▸ Directions for this task:
Find the word "code" in the data. Return every line where it appears.

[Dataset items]
=======

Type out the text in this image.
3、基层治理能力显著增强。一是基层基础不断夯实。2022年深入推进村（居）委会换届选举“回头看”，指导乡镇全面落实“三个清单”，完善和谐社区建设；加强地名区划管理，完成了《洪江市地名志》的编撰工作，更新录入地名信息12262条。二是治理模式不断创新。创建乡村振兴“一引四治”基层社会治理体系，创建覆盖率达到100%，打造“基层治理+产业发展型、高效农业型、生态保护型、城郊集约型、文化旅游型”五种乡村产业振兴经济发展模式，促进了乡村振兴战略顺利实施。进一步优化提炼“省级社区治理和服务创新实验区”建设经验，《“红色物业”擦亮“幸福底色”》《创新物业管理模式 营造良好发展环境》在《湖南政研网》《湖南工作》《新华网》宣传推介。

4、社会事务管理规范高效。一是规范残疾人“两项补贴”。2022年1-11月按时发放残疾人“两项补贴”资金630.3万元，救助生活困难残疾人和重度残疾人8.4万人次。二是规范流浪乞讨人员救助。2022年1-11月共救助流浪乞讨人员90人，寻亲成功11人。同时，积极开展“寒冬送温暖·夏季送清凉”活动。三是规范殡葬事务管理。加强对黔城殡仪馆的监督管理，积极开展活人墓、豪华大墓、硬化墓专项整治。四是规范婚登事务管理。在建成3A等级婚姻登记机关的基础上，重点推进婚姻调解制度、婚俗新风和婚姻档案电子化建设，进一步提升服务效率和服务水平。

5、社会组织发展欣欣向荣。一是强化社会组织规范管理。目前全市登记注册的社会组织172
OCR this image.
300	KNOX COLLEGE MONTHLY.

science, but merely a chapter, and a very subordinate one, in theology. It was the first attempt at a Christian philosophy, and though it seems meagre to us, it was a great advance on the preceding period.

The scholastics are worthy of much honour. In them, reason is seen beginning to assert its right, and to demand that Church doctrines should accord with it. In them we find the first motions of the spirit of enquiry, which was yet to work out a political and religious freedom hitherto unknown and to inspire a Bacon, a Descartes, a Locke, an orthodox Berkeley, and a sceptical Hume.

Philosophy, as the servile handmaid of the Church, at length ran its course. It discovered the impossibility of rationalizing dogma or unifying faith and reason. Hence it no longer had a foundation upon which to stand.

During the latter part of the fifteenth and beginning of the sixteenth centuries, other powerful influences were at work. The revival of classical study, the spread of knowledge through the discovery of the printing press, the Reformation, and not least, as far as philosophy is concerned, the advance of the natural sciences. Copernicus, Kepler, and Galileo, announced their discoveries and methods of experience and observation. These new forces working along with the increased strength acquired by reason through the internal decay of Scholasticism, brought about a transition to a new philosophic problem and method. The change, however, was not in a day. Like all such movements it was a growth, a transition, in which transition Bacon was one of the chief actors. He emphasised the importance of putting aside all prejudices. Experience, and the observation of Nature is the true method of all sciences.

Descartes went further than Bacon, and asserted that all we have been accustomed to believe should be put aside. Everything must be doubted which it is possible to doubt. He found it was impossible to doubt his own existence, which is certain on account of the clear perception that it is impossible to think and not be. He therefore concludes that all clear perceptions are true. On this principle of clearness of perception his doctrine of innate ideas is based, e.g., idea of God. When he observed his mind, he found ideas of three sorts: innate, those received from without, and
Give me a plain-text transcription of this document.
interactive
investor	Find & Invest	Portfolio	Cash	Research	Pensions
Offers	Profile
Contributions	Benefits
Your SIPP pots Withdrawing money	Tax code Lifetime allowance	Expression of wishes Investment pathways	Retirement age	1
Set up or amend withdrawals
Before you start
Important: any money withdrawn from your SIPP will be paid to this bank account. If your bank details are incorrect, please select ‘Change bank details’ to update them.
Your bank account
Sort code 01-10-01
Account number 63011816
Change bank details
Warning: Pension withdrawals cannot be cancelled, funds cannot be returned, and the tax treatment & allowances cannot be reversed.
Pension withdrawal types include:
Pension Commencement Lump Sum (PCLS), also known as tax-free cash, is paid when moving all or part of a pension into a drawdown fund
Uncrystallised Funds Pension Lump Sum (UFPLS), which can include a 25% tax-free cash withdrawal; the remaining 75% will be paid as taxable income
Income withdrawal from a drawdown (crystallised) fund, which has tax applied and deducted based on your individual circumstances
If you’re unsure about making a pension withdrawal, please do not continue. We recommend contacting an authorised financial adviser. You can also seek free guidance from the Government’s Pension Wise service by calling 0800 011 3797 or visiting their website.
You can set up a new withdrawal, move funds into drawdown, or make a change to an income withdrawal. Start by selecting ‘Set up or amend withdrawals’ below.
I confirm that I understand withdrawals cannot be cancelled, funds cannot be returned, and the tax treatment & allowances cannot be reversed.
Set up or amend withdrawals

=======

▸ Exercise output:
Your SIPP pots Withdrawing money	Tax code Lifetime allowance	Expression of wishes Investment pathways	Retirement age	1
Sort code 01-10-01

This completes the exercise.